Brief —
Write out all of the entries exactly, please.

Data shown —

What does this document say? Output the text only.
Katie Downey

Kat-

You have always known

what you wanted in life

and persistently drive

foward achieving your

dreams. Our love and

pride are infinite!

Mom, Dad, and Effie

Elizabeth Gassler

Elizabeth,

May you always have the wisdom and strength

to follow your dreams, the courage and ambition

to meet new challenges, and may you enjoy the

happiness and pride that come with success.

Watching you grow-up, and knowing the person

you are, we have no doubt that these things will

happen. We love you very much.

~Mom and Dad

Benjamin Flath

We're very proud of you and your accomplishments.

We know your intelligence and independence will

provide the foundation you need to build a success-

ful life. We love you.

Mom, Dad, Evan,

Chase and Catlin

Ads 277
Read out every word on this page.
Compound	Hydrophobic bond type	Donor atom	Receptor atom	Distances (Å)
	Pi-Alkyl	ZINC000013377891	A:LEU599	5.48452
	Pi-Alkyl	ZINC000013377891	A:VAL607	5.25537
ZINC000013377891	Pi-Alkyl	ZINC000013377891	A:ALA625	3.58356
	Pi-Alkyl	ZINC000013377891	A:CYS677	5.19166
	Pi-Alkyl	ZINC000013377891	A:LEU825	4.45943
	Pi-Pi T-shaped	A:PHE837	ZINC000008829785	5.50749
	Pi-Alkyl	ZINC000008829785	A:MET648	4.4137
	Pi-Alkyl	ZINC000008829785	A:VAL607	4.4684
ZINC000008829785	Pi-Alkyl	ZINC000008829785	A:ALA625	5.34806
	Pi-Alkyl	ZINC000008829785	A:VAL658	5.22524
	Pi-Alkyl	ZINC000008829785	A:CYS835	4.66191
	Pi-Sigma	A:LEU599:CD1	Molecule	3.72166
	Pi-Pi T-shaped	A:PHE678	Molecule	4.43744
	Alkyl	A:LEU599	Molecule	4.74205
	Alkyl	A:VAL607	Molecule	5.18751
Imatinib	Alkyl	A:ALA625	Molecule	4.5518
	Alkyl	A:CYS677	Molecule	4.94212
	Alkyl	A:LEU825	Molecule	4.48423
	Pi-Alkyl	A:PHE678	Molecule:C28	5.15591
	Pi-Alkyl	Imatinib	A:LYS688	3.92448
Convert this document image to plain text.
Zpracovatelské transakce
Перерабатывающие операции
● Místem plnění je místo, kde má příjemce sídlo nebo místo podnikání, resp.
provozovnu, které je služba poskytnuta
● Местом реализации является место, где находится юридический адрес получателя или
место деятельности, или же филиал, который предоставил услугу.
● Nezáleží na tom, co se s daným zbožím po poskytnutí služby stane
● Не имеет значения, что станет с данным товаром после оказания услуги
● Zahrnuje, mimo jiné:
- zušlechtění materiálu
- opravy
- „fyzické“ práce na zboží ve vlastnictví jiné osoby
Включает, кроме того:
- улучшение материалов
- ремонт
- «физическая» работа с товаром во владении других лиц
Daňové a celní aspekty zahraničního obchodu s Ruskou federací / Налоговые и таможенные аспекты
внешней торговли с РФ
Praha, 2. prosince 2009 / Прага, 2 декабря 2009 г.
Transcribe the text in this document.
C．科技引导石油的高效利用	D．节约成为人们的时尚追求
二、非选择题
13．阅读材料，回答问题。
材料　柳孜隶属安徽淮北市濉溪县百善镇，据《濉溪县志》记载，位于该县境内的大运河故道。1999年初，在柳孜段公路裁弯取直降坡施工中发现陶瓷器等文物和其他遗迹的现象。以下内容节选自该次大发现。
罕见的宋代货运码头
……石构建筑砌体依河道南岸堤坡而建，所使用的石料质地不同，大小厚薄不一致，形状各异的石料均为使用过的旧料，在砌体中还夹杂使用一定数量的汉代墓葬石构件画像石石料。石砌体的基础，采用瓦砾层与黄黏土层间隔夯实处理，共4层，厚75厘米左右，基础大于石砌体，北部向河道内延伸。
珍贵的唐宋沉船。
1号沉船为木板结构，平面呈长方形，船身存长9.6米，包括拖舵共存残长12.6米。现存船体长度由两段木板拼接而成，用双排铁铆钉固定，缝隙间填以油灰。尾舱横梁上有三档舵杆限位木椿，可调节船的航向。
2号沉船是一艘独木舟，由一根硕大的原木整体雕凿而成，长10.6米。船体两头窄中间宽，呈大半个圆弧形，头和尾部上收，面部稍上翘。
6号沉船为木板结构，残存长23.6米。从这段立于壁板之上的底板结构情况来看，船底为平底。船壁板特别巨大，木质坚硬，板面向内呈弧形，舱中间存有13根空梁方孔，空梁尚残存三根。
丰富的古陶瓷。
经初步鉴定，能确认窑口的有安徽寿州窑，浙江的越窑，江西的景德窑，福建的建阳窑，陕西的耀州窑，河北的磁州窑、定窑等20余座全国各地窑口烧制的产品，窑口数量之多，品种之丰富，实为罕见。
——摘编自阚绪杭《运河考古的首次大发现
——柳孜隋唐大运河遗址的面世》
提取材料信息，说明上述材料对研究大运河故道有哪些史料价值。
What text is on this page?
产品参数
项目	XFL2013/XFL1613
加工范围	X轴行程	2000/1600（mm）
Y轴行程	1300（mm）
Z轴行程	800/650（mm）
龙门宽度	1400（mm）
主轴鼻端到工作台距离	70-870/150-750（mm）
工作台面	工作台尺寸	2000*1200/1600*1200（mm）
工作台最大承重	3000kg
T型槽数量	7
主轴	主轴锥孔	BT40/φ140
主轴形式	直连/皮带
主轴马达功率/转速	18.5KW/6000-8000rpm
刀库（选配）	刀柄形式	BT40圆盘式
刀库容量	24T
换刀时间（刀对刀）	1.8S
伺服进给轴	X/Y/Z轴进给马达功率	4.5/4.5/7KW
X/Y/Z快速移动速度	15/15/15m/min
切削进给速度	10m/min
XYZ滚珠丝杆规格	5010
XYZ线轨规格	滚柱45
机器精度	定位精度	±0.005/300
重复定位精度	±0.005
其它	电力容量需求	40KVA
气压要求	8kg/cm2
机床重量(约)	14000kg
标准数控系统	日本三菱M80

Complete answer —
What does this document say? Output the text only.
Katie Downey

Kat-

You have always known

what you wanted in life

and persistently drive

foward achieving your

dreams. Our love and

pride are infinite!

Mom, Dad, and Effie

Elizabeth Gassler

Elizabeth,

May you always have the wisdom and strength

to follow your dreams, the courage and ambition

to meet new challenges, and may you enjoy the

happiness and pride that come with success.

Watching you grow-up, and knowing the person

you are, we have no doubt that these things will

happen. We love you very much.

~Mom and Dad

Benjamin Flath

We're very proud of you and your accomplishments.

We know your intelligence and independence will

provide the foundation you need to build a success-

ful life. We love you.

Mom, Dad, Evan,

Chase and Catlin

Ads 277
Read out every word on this page.
Compound	Hydrophobic bond type	Donor atom	Receptor atom	Distances (Å)
	Pi-Alkyl	ZINC000013377891	A:LEU599	5.48452
	Pi-Alkyl	ZINC000013377891	A:VAL607	5.25537
ZINC000013377891	Pi-Alkyl	ZINC000013377891	A:ALA625	3.58356
	Pi-Alkyl	ZINC000013377891	A:CYS677	5.19166
	Pi-Alkyl	ZINC000013377891	A:LEU825	4.45943
	Pi-Pi T-shaped	A:PHE837	ZINC000008829785	5.50749
	Pi-Alkyl	ZINC000008829785	A:MET648	4.4137
	Pi-Alkyl	ZINC000008829785	A:VAL607	4.4684
ZINC000008829785	Pi-Alkyl	ZINC000008829785	A:ALA625	5.34806
	Pi-Alkyl	ZINC000008829785	A:VAL658	5.22524
	Pi-Alkyl	ZINC000008829785	A:CYS835	4.66191
	Pi-Sigma	A:LEU599:CD1	Molecule	3.72166
	Pi-Pi T-shaped	A:PHE678	Molecule	4.43744
	Alkyl	A:LEU599	Molecule	4.74205
	Alkyl	A:VAL607	Molecule	5.18751
Imatinib	Alkyl	A:ALA625	Molecule	4.5518
	Alkyl	A:CYS677	Molecule	4.94212
	Alkyl	A:LEU825	Molecule	4.48423
	Pi-Alkyl	A:PHE678	Molecule:C28	5.15591
	Pi-Alkyl	Imatinib	A:LYS688	3.92448
Convert this document image to plain text.
Zpracovatelské transakce
Перерабатывающие операции
● Místem plnění je místo, kde má příjemce sídlo nebo místo podnikání, resp.
provozovnu, které je služba poskytnuta
● Местом реализации является место, где находится юридический адрес получателя или
место деятельности, или же филиал, который предоставил услугу.
● Nezáleží na tom, co se s daným zbožím po poskytnutí služby stane
● Не имеет значения, что станет с данным товаром после оказания услуги
● Zahrnuje, mimo jiné:
- zušlechtění materiálu
- opravy
- „fyzické“ práce na zboží ve vlastnictví jiné osoby
Включает, кроме того:
- улучшение материалов
- ремонт
- «физическая» работа с товаром во владении других лиц
Daňové a celní aspekty zahraničního obchodu s Ruskou federací / Налоговые и таможенные аспекты
внешней торговли с РФ
Praha, 2. prosince 2009 / Прага, 2 декабря 2009 г.
Transcribe the text in this document.
C．科技引导石油的高效利用	D．节约成为人们的时尚追求
二、非选择题
13．阅读材料，回答问题。
材料　柳孜隶属安徽淮北市濉溪县百善镇，据《濉溪县志》记载，位于该县境内的大运河故道。1999年初，在柳孜段公路裁弯取直降坡施工中发现陶瓷器等文物和其他遗迹的现象。以下内容节选自该次大发现。
罕见的宋代货运码头
……石构建筑砌体依河道南岸堤坡而建，所使用的石料质地不同，大小厚薄不一致，形状各异的石料均为使用过的旧料，在砌体中还夹杂使用一定数量的汉代墓葬石构件画像石石料。石砌体的基础，采用瓦砾层与黄黏土层间隔夯实处理，共4层，厚75厘米左右，基础大于石砌体，北部向河道内延伸。
珍贵的唐宋沉船。
1号沉船为木板结构，平面呈长方形，船身存长9.6米，包括拖舵共存残长12.6米。现存船体长度由两段木板拼接而成，用双排铁铆钉固定，缝隙间填以油灰。尾舱横梁上有三档舵杆限位木椿，可调节船的航向。
2号沉船是一艘独木舟，由一根硕大的原木整体雕凿而成，长10.6米。船体两头窄中间宽，呈大半个圆弧形，头和尾部上收，面部稍上翘。
6号沉船为木板结构，残存长23.6米。从这段立于壁板之上的底板结构情况来看，船底为平底。船壁板特别巨大，木质坚硬，板面向内呈弧形，舱中间存有13根空梁方孔，空梁尚残存三根。
丰富的古陶瓷。
经初步鉴定，能确认窑口的有安徽寿州窑，浙江的越窑，江西的景德窑，福建的建阳窑，陕西的耀州窑，河北的磁州窑、定窑等20余座全国各地窑口烧制的产品，窑口数量之多，品种之丰富，实为罕见。
——摘编自阚绪杭《运河考古的首次大发现
——柳孜隋唐大运河遗址的面世》
提取材料信息，说明上述材料对研究大运河故道有哪些史料价值。
What text is on this page?
产品参数
项目	XFL2013/XFL1613
加工范围	X轴行程	2000/1600（mm）
Y轴行程	1300（mm）
Z轴行程	800/650（mm）
龙门宽度	1400（mm）
主轴鼻端到工作台距离	70-870/150-750（mm）
工作台面	工作台尺寸	2000*1200/1600*1200（mm）
工作台最大承重	3000kg
T型槽数量	7
主轴	主轴锥孔	BT40/φ140
主轴形式	直连/皮带
主轴马达功率/转速	18.5KW/6000-8000rpm
刀库（选配）	刀柄形式	BT40圆盘式
刀库容量	24T
换刀时间（刀对刀）	1.8S
伺服进给轴	X/Y/Z轴进给马达功率	4.5/4.5/7KW
X/Y/Z快速移动速度	15/15/15m/min
切削进给速度	10m/min
XYZ滚珠丝杆规格	5010
XYZ线轨规格	滚柱45
机器精度	定位精度	±0.005/300
重复定位精度	±0.005
其它	电力容量需求	40KVA
气压要求	8kg/cm2
机床重量(约)	14000kg
标准数控系统	日本三菱M80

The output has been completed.